• Records from a collection of figures:
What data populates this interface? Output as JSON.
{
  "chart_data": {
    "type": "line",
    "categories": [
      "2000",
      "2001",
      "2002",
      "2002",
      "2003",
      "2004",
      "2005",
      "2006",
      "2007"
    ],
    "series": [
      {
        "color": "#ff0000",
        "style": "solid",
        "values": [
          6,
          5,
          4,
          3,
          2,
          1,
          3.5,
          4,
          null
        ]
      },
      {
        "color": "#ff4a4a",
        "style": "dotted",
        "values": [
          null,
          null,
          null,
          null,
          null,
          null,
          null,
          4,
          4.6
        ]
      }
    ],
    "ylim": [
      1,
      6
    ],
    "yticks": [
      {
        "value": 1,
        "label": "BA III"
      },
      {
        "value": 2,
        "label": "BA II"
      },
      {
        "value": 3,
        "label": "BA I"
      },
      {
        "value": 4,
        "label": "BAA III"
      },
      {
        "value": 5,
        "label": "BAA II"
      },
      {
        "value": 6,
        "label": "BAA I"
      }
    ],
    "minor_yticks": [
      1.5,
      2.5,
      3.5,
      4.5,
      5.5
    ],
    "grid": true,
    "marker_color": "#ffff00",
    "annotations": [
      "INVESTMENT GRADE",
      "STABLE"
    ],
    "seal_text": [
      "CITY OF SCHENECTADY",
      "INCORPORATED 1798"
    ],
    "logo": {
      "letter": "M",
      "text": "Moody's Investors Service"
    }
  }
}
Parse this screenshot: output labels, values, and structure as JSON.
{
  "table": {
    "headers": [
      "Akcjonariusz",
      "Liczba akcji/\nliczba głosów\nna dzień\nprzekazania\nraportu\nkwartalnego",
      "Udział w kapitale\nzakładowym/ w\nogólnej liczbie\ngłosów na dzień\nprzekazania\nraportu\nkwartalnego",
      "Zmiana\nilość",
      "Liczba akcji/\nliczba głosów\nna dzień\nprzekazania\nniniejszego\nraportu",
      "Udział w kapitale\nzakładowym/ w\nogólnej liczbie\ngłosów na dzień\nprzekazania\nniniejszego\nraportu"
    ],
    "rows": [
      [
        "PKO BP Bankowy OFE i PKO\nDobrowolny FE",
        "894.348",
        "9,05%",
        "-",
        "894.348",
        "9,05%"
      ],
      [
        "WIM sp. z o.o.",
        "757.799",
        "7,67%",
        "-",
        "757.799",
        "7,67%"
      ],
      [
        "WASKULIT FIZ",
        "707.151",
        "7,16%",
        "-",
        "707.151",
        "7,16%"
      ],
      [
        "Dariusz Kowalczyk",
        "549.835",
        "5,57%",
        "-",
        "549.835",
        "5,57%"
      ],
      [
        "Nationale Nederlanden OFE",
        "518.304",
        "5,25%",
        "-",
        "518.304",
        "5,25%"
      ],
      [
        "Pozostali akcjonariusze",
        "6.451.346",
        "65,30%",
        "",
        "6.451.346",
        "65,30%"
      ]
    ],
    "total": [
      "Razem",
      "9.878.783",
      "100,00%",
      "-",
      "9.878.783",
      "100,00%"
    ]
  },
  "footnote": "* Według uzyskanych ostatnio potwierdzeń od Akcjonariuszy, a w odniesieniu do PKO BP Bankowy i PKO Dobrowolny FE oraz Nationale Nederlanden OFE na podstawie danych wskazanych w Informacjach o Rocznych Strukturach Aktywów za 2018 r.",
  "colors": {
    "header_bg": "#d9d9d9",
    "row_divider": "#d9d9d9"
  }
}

• Task directions: Identify each line in the records above containing the word "nkwartalnego"; copy those lines.

• In response:
      "Liczba akcji/\nliczba głosów\nna dzień\nprzekazania\nraportu\nkwartalnego",
      "Udział w kapitale\nzakładowym/ w\nogólnej liczbie\ngłosów na dzień\nprzekazania\nraportu\nkwartalnego",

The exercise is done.